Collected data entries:
--- Begin ---

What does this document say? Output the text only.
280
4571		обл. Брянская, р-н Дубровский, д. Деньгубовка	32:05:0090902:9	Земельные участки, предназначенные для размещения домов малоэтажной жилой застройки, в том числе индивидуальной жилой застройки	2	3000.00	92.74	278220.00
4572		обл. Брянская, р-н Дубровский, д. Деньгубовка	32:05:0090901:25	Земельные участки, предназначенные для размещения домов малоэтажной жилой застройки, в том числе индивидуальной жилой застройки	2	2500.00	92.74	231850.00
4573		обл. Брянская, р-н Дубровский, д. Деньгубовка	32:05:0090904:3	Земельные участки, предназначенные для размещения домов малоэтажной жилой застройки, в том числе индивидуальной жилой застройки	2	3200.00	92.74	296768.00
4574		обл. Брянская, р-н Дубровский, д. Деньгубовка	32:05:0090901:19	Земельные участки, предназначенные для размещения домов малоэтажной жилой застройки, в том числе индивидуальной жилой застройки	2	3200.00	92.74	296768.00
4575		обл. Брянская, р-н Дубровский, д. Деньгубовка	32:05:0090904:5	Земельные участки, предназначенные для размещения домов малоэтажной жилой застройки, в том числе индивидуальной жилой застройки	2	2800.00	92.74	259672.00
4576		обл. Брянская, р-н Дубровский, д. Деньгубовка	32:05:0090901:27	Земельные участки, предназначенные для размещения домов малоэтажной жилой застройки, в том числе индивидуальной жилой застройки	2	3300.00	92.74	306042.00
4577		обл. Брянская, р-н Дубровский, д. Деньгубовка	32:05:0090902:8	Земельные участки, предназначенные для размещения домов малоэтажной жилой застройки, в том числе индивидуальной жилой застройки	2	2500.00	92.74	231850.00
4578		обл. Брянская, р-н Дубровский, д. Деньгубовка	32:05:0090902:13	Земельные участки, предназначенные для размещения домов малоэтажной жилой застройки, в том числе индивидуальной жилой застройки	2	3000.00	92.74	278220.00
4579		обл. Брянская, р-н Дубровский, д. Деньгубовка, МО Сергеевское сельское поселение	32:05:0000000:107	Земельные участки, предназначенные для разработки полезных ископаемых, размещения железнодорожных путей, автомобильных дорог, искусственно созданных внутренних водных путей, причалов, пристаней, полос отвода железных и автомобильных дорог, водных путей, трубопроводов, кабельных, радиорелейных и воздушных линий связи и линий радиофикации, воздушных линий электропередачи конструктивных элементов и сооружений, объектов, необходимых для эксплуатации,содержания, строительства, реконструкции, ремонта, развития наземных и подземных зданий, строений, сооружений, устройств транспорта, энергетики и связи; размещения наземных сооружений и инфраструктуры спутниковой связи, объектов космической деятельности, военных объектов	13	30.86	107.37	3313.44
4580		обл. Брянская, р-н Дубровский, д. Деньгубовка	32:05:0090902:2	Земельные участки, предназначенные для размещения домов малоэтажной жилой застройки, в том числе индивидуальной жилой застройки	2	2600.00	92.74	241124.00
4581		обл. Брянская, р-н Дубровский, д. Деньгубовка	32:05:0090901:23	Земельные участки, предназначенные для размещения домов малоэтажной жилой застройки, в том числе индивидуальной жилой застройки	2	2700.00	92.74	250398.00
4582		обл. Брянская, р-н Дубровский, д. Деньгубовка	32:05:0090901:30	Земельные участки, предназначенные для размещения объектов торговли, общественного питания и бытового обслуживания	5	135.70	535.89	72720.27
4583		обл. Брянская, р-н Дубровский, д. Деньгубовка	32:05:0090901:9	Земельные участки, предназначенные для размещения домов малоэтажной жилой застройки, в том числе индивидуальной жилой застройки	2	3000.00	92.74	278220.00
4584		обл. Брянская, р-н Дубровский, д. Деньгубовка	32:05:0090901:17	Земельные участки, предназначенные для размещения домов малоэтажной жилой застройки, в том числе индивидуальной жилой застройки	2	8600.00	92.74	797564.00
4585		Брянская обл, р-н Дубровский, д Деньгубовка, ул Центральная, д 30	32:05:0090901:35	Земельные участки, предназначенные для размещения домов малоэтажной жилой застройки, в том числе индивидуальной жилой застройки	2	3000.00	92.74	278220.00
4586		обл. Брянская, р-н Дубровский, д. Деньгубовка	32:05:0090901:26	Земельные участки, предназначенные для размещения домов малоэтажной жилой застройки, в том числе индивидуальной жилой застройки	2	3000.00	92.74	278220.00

--- End ---

Retype the entries exactly, including every line.

What does this document say? Output the text only.
280
4571		обл. Брянская, р-н Дубровский, д. Деньгубовка	32:05:0090902:9	Земельные участки, предназначенные для размещения домов малоэтажной жилой застройки, в том числе индивидуальной жилой застройки	2	3000.00	92.74	278220.00
4572		обл. Брянская, р-н Дубровский, д. Деньгубовка	32:05:0090901:25	Земельные участки, предназначенные для размещения домов малоэтажной жилой застройки, в том числе индивидуальной жилой застройки	2	2500.00	92.74	231850.00
4573		обл. Брянская, р-н Дубровский, д. Деньгубовка	32:05:0090904:3	Земельные участки, предназначенные для размещения домов малоэтажной жилой застройки, в том числе индивидуальной жилой застройки	2	3200.00	92.74	296768.00
4574		обл. Брянская, р-н Дубровский, д. Деньгубовка	32:05:0090901:19	Земельные участки, предназначенные для размещения домов малоэтажной жилой застройки, в том числе индивидуальной жилой застройки	2	3200.00	92.74	296768.00
4575		обл. Брянская, р-н Дубровский, д. Деньгубовка	32:05:0090904:5	Земельные участки, предназначенные для размещения домов малоэтажной жилой застройки, в том числе индивидуальной жилой застройки	2	2800.00	92.74	259672.00
4576		обл. Брянская, р-н Дубровский, д. Деньгубовка	32:05:0090901:27	Земельные участки, предназначенные для размещения домов малоэтажной жилой застройки, в том числе индивидуальной жилой застройки	2	3300.00	92.74	306042.00
4577		обл. Брянская, р-н Дубровский, д. Деньгубовка	32:05:0090902:8	Земельные участки, предназначенные для размещения домов малоэтажной жилой застройки, в том числе индивидуальной жилой застройки	2	2500.00	92.74	231850.00
4578		обл. Брянская, р-н Дубровский, д. Деньгубовка	32:05:0090902:13	Земельные участки, предназначенные для размещения домов малоэтажной жилой застройки, в том числе индивидуальной жилой застройки	2	3000.00	92.74	278220.00
4579		обл. Брянская, р-н Дубровский, д. Деньгубовка, МО Сергеевское сельское поселение	32:05:0000000:107	Земельные участки, предназначенные для разработки полезных ископаемых, размещения железнодорожных путей, автомобильных дорог, искусственно созданных внутренних водных путей, причалов, пристаней, полос отвода железных и автомобильных дорог, водных путей, трубопроводов, кабельных, радиорелейных и воздушных линий связи и линий радиофикации, воздушных линий электропередачи конструктивных элементов и сооружений, объектов, необходимых для эксплуатации,содержания, строительства, реконструкции, ремонта, развития наземных и подземных зданий, строений, сооружений, устройств транспорта, энергетики и связи; размещения наземных сооружений и инфраструктуры спутниковой связи, объектов космической деятельности, военных объектов	13	30.86	107.37	3313.44
4580		обл. Брянская, р-н Дубровский, д. Деньгубовка	32:05:0090902:2	Земельные участки, предназначенные для размещения домов малоэтажной жилой застройки, в том числе индивидуальной жилой застройки	2	2600.00	92.74	241124.00
4581		обл. Брянская, р-н Дубровский, д. Деньгубовка	32:05:0090901:23	Земельные участки, предназначенные для размещения домов малоэтажной жилой застройки, в том числе индивидуальной жилой застройки	2	2700.00	92.74	250398.00
4582		обл. Брянская, р-н Дубровский, д. Деньгубовка	32:05:0090901:30	Земельные участки, предназначенные для размещения объектов торговли, общественного питания и бытового обслуживания	5	135.70	535.89	72720.27
4583		обл. Брянская, р-н Дубровский, д. Деньгубовка	32:05:0090901:9	Земельные участки, предназначенные для размещения домов малоэтажной жилой застройки, в том числе индивидуальной жилой застройки	2	3000.00	92.74	278220.00
4584		обл. Брянская, р-н Дубровский, д. Деньгубовка	32:05:0090901:17	Земельные участки, предназначенные для размещения домов малоэтажной жилой застройки, в том числе индивидуальной жилой застройки	2	8600.00	92.74	797564.00
4585		Брянская обл, р-н Дубровский, д Деньгубовка, ул Центральная, д 30	32:05:0090901:35	Земельные участки, предназначенные для размещения домов малоэтажной жилой застройки, в том числе индивидуальной жилой застройки	2	3000.00	92.74	278220.00
4586		обл. Брянская, р-н Дубровский, д. Деньгубовка	32:05:0090901:26	Земельные участки, предназначенные для размещения домов малоэтажной жилой застройки, в том числе индивидуальной жилой застройки	2	3000.00	92.74	278220.00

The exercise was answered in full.